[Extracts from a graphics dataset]
>>>>>
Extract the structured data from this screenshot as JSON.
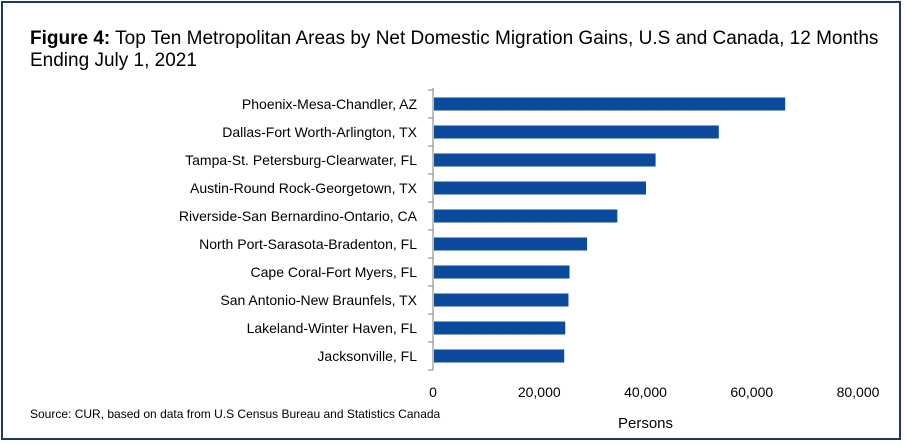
{
  "title_lead": "Figure 4:",
  "title_text": " Top Ten Metropolitan Areas by Net Domestic Migration Gains, U.S and Canada, 12 Months Ending July 1, 2021",
  "source": "Source: CUR, based on data from U.S Census Bureau and Statistics Canada",
  "chart_data": {
    "type": "bar",
    "orientation": "horizontal",
    "xlabel": "Persons",
    "xlim": [
      0,
      80000
    ],
    "x_ticks": [
      0,
      20000,
      40000,
      60000,
      80000
    ],
    "x_tick_labels": [
      "0",
      "20,000",
      "40,000",
      "60,000",
      "80,000"
    ],
    "grid": false,
    "bar_color": "#0b4a9c",
    "categories": [
      "Phoenix-Mesa-Chandler, AZ",
      "Dallas-Fort Worth-Arlington, TX",
      "Tampa-St. Petersburg-Clearwater, FL",
      "Austin-Round Rock-Georgetown, TX",
      "Riverside-San Bernardino-Ontario, CA",
      "North Port-Sarasota-Bradenton, FL",
      "Cape Coral-Fort Myers, FL",
      "San Antonio-New Braunfels, TX",
      "Lakeland-Winter Haven, FL",
      "Jacksonville, FL"
    ],
    "values": [
      66300,
      53800,
      41900,
      40100,
      34700,
      29000,
      25700,
      25500,
      24900,
      24700
    ]
  }
}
<<<<<
■ Required task
Copy out all of the data word for word. Do not carry over any picture.

■ Problem solution
Extract the structured data from this screenshot as JSON.
{
  "title_lead": "Figure 4:",
  "title_text": " Top Ten Metropolitan Areas by Net Domestic Migration Gains, U.S and Canada, 12 Months Ending July 1, 2021",
  "source": "Source: CUR, based on data from U.S Census Bureau and Statistics Canada",
  "chart_data": {
    "type": "bar",
    "orientation": "horizontal",
    "xlabel": "Persons",
    "xlim": [
      0,
      80000
    ],
    "x_ticks": [
      0,
      20000,
      40000,
      60000,
      80000
    ],
    "x_tick_labels": [
      "0",
      "20,000",
      "40,000",
      "60,000",
      "80,000"
    ],
    "grid": false,
    "bar_color": "#0b4a9c",
    "categories": [
      "Phoenix-Mesa-Chandler, AZ",
      "Dallas-Fort Worth-Arlington, TX",
      "Tampa-St. Petersburg-Clearwater, FL",
      "Austin-Round Rock-Georgetown, TX",
      "Riverside-San Bernardino-Ontario, CA",
      "North Port-Sarasota-Bradenton, FL",
      "Cape Coral-Fort Myers, FL",
      "San Antonio-New Braunfels, TX",
      "Lakeland-Winter Haven, FL",
      "Jacksonville, FL"
    ],
    "values": [
      66300,
      53800,
      41900,
      40100,
      34700,
      29000,
      25700,
      25500,
      24900,
      24700
    ]
  }
}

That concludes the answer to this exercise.